> **Data excerpts**:

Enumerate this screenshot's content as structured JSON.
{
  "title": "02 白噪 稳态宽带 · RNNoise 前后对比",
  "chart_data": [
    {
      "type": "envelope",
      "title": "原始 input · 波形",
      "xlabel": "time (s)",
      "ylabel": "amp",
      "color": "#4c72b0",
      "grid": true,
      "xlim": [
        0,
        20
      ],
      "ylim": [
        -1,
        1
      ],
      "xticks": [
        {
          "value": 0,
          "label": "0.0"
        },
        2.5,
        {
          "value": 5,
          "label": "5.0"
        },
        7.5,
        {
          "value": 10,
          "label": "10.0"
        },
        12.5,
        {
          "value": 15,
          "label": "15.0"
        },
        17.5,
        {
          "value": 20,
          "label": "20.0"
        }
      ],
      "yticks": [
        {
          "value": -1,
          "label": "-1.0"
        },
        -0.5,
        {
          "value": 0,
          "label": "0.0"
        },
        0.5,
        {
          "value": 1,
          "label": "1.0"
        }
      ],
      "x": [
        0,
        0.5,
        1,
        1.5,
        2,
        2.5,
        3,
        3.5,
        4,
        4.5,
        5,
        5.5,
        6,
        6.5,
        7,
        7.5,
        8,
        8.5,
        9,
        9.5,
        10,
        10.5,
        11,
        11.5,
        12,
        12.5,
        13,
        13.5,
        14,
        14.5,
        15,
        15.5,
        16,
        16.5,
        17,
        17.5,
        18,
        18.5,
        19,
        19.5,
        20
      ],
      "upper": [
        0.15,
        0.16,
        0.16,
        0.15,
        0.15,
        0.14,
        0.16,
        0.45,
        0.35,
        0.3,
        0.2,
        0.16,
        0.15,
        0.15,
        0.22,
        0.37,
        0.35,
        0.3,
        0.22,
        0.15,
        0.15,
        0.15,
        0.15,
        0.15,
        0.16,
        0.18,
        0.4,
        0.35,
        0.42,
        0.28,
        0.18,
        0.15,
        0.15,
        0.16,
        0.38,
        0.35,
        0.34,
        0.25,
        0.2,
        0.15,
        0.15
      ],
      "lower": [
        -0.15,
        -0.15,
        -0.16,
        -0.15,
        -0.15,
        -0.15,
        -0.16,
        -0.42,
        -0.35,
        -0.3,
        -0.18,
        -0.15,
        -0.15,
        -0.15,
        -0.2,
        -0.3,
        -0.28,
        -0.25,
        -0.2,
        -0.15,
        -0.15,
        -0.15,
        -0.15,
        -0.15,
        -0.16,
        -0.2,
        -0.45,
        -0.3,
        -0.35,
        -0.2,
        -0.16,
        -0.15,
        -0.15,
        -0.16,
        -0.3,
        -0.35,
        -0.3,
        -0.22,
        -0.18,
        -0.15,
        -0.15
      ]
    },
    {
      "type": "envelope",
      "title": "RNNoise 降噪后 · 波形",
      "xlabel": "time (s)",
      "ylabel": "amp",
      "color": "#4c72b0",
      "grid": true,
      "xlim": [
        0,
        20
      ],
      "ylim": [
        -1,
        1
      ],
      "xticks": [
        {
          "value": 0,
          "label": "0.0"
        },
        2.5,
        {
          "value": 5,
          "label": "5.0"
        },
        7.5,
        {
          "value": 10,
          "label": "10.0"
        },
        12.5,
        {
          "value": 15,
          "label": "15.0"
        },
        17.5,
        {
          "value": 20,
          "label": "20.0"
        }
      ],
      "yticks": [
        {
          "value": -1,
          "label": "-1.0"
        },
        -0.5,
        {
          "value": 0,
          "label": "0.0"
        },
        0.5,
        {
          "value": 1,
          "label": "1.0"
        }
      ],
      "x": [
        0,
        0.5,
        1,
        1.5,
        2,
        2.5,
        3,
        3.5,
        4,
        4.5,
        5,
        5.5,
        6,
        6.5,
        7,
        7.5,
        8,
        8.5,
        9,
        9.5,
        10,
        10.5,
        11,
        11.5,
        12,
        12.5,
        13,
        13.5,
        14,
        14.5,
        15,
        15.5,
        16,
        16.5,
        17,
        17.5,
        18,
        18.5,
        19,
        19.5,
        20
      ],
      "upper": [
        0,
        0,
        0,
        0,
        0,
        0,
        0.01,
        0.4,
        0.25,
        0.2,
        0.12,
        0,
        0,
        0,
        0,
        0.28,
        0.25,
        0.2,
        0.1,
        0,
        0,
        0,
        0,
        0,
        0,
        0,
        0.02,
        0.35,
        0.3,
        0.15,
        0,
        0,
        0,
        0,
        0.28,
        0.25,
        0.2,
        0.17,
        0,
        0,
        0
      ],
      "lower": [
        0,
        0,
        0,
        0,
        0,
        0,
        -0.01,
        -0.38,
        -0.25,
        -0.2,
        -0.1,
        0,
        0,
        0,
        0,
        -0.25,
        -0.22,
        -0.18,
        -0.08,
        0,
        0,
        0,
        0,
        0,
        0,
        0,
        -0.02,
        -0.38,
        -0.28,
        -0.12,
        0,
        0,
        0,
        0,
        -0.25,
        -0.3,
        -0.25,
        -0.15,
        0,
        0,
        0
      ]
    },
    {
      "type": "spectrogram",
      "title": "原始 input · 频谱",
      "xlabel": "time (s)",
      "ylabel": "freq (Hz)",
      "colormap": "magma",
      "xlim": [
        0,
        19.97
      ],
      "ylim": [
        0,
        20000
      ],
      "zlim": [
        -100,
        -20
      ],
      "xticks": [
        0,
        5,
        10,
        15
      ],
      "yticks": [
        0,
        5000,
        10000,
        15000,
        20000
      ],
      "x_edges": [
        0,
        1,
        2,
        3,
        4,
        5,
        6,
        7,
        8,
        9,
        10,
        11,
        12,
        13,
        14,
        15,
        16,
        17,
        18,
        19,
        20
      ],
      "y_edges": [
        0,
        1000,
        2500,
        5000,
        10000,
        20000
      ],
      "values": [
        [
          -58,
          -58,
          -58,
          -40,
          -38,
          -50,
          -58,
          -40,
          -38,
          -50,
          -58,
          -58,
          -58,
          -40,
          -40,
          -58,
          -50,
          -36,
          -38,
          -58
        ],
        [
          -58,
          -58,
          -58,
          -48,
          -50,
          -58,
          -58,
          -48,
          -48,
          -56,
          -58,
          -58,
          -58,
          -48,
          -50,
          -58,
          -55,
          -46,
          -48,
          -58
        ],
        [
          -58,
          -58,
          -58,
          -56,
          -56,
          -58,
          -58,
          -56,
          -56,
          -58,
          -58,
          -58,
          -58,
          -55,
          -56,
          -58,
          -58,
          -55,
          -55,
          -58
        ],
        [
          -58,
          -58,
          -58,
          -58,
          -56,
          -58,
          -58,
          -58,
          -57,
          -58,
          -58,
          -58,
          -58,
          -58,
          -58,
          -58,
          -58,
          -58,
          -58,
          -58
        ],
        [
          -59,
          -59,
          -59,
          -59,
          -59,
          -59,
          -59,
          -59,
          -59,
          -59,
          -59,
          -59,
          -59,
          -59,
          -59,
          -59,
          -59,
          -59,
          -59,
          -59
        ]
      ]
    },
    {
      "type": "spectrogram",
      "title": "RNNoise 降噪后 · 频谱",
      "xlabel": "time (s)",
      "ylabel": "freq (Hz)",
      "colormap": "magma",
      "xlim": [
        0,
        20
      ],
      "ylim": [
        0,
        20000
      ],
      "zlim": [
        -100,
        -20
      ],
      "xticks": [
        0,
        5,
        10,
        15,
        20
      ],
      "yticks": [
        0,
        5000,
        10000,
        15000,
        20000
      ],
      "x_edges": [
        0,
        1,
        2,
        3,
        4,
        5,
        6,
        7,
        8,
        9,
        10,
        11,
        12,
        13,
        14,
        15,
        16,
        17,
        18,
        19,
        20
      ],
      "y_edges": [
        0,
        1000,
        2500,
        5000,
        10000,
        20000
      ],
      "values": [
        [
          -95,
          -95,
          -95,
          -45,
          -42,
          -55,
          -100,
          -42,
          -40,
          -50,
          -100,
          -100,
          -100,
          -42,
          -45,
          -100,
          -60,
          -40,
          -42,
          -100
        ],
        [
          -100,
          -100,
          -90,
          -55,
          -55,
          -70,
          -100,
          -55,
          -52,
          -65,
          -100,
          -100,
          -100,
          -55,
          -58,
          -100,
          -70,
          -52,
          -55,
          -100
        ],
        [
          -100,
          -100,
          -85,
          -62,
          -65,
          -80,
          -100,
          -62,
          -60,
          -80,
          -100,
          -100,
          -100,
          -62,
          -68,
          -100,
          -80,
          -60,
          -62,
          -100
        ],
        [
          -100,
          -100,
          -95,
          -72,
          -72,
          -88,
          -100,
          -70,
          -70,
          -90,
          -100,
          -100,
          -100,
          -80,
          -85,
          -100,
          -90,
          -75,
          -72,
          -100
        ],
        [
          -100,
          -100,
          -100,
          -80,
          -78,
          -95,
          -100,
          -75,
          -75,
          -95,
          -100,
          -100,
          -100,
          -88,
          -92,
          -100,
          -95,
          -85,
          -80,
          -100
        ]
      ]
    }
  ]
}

> **Task description**:
Copy each line containing the word "title" from the data.

> **Exercise response**:
  "title": "02 白噪 稳态宽带 · RNNoise 前后对比",
      "title": "原始 input · 波形",
      "title": "RNNoise 降噪后 · 波形",
      "title": "原始 input · 频谱",
      "title": "RNNoise 降噪后 · 频谱",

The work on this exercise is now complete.